WHAT YOU ARE ASKED TO DO:
Select lines where the word "yang" appears.

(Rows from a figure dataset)
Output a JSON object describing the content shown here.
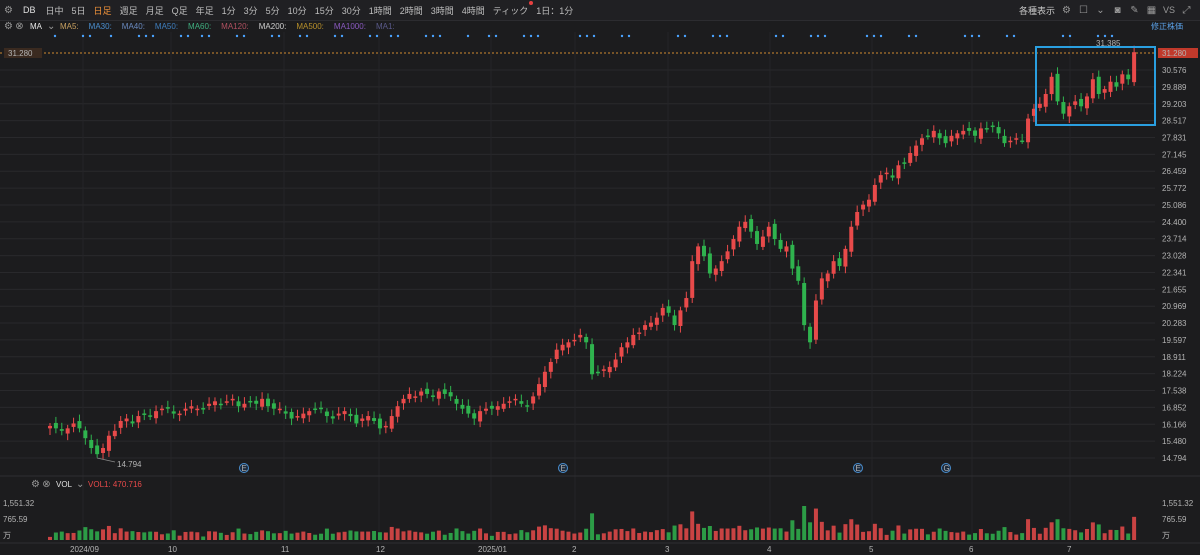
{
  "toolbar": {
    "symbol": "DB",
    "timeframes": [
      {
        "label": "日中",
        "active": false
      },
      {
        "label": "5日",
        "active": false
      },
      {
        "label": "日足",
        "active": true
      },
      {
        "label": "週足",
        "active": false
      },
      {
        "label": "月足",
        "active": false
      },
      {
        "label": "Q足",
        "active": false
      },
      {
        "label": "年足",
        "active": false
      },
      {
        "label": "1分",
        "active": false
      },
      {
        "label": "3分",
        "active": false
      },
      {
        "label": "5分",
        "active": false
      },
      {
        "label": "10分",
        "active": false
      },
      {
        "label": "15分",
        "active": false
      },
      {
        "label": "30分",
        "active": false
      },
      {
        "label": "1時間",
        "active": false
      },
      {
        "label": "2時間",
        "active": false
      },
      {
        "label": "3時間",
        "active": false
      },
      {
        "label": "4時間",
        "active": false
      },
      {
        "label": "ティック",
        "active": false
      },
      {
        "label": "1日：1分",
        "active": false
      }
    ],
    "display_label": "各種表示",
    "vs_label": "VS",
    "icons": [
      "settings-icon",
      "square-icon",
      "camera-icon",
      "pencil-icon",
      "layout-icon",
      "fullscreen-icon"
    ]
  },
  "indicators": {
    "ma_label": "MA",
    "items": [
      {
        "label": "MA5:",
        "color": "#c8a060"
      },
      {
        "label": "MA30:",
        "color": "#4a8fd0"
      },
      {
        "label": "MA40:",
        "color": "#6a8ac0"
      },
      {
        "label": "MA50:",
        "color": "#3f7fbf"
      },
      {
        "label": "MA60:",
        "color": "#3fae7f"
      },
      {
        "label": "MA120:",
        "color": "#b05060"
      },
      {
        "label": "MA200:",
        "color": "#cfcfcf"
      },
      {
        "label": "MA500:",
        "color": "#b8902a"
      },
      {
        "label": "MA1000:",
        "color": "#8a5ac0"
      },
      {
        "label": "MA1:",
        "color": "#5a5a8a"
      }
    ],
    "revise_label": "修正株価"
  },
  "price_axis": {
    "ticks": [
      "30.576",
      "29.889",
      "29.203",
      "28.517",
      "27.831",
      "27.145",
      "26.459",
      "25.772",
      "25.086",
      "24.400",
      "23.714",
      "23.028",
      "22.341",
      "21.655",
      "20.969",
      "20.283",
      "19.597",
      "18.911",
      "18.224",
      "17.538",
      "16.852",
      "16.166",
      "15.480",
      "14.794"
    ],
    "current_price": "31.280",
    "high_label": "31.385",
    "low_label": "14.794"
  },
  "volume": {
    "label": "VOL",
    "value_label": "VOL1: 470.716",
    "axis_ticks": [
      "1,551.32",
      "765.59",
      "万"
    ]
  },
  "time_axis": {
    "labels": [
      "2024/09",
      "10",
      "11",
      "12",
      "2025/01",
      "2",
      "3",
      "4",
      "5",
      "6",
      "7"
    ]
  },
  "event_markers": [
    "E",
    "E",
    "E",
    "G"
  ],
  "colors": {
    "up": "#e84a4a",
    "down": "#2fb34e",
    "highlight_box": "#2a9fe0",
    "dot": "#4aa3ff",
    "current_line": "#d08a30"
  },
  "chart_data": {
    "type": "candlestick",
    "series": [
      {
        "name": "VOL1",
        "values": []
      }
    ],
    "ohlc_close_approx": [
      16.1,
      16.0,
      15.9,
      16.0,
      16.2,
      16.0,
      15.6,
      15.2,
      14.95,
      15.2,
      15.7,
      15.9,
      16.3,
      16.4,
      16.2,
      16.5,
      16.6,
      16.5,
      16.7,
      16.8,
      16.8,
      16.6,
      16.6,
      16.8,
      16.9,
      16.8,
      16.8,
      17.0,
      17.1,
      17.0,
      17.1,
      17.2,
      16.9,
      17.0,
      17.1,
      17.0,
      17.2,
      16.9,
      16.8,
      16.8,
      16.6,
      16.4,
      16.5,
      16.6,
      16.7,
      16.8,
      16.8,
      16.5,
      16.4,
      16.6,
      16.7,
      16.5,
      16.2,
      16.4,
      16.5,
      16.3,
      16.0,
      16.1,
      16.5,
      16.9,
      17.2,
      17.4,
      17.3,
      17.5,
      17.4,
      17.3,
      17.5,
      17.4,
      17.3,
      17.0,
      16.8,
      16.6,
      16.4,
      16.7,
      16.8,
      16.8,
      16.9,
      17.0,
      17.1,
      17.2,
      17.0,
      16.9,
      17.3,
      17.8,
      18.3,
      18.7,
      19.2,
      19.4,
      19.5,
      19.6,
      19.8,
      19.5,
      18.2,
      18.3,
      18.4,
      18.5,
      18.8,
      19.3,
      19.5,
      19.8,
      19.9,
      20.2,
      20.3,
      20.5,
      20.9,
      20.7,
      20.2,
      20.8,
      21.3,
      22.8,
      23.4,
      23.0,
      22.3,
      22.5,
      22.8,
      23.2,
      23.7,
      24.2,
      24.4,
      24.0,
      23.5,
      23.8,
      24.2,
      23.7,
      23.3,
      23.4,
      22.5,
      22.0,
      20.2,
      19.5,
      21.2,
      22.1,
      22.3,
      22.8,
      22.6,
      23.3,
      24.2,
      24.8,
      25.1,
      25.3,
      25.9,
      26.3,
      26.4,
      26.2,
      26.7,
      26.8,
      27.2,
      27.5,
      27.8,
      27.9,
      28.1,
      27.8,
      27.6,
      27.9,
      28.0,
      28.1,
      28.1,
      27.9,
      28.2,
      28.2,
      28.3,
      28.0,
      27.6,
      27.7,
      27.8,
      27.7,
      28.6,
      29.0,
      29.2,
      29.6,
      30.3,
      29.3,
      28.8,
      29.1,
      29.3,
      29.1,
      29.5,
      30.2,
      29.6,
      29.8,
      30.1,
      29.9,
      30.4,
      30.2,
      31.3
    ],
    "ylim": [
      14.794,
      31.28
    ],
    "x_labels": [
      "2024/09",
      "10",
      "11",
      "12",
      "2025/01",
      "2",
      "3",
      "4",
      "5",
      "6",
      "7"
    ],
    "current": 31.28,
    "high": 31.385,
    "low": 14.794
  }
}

---

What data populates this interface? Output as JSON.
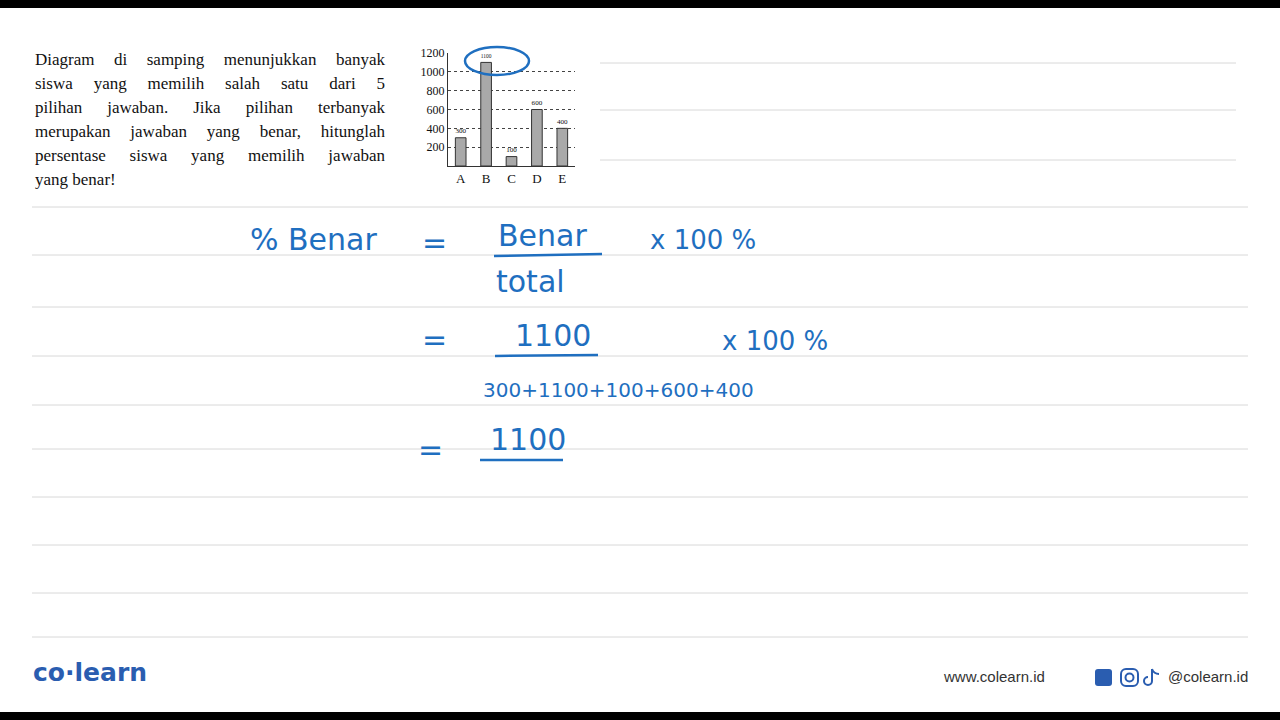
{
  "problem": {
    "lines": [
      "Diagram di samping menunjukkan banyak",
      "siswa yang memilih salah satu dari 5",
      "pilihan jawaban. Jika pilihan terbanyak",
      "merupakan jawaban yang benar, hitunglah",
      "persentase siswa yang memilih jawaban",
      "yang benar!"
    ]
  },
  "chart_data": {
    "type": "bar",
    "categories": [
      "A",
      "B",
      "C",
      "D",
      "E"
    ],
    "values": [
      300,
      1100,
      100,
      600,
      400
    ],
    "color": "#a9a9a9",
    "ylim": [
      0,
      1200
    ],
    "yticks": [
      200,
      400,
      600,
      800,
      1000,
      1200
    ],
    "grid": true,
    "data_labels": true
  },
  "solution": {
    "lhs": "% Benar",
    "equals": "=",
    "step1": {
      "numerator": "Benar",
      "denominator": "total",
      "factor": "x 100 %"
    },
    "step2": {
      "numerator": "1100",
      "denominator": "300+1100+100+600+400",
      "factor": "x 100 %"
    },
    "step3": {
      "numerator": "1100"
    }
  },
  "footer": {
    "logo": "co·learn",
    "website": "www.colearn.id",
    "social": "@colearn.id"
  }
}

WRITTEN ANSWER:
      "siswa yang memilih salah satu dari 5",
      "merupakan jawaban yang benar, hitunglah",
      "persentase siswa yang memilih jawaban",
      "yang benar!"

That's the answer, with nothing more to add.